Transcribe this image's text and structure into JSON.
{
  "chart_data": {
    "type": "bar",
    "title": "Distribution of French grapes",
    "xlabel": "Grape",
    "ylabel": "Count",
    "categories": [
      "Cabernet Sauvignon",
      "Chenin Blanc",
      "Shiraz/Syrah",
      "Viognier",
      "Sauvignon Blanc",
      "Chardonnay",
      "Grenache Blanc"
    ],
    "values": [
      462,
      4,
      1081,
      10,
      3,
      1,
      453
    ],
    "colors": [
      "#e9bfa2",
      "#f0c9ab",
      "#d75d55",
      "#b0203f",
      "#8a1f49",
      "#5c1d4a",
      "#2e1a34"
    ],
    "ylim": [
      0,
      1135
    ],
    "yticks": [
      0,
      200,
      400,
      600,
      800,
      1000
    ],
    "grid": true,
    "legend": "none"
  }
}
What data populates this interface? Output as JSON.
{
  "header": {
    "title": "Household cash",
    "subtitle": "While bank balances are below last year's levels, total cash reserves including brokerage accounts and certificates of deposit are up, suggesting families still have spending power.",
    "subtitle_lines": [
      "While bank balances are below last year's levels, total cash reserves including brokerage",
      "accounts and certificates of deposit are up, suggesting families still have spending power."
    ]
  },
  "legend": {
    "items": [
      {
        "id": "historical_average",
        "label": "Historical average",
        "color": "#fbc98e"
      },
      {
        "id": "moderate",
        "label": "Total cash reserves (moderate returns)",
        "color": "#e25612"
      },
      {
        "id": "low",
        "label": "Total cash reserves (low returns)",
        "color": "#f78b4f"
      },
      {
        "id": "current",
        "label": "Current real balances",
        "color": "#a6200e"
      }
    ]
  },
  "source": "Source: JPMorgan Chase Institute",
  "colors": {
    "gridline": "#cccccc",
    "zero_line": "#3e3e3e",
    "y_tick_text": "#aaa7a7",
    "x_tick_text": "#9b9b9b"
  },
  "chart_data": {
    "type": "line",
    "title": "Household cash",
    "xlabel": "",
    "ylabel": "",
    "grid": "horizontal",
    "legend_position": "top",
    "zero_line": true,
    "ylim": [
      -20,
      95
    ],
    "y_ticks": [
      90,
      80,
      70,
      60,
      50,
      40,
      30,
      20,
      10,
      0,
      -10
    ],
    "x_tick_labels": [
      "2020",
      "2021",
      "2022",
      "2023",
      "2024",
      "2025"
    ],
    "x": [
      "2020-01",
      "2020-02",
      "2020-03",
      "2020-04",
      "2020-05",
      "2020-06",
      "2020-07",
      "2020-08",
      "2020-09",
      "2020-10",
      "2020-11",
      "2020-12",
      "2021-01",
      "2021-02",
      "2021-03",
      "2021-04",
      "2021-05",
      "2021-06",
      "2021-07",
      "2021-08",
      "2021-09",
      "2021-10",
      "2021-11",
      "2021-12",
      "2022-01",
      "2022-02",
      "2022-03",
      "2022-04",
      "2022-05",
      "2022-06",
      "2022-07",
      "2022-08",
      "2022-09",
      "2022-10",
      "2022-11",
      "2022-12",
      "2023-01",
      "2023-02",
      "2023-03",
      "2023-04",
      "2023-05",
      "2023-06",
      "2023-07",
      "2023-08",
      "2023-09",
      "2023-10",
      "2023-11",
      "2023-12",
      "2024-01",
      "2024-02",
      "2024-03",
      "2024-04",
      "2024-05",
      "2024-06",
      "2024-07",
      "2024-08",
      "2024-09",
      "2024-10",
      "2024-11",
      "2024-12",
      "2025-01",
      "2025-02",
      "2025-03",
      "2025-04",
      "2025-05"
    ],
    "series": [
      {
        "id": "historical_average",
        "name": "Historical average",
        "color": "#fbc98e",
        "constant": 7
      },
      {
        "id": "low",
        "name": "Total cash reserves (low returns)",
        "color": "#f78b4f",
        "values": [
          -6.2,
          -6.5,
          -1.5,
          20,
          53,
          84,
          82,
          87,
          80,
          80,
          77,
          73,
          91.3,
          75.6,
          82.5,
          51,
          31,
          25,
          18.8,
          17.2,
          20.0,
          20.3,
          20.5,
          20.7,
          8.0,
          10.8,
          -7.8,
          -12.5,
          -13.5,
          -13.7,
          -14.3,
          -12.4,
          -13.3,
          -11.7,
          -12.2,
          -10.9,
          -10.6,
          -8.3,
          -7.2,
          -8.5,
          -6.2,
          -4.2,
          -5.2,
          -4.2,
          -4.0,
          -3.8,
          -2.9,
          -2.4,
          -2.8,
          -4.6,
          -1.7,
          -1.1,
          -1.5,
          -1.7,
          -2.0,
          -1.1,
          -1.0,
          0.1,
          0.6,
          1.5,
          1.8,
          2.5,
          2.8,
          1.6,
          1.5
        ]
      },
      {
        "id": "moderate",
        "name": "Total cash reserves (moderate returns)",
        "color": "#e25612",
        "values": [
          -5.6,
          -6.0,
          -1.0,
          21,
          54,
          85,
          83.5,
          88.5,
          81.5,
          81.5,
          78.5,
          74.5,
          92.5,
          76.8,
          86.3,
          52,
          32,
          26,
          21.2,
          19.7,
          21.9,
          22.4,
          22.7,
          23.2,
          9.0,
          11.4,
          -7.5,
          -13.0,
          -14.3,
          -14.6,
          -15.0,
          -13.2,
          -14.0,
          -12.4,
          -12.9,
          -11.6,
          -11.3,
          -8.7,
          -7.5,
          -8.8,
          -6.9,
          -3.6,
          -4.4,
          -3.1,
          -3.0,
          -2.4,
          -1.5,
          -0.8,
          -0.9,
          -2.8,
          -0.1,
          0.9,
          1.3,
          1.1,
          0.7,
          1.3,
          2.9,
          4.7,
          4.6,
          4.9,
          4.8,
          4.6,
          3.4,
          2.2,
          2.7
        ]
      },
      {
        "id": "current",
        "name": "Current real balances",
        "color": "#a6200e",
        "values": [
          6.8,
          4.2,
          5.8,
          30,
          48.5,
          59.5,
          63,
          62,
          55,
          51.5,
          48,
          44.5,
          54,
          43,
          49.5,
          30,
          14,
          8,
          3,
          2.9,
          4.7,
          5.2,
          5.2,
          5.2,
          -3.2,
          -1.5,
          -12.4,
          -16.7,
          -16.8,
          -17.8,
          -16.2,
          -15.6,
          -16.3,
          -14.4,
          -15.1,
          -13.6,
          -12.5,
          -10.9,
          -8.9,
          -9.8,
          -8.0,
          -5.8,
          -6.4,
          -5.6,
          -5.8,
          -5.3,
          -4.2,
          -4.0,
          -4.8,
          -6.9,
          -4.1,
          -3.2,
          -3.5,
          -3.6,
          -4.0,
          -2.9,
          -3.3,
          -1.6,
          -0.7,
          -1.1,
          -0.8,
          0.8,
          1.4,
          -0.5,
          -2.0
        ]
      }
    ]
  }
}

Stated task: Which lines of the material contain the string "reserves"? List each of them.

Written response:
    "subtitle": "While bank balances are below last year's levels, total cash reserves including brokerage accounts and certificates of deposit are up, suggesting families still have spending power.",
      "While bank balances are below last year's levels, total cash reserves including brokerage",
        "label": "Total cash reserves (moderate returns)",
        "label": "Total cash reserves (low returns)",
        "name": "Total cash reserves (low returns)",
        "name": "Total cash reserves (moderate returns)",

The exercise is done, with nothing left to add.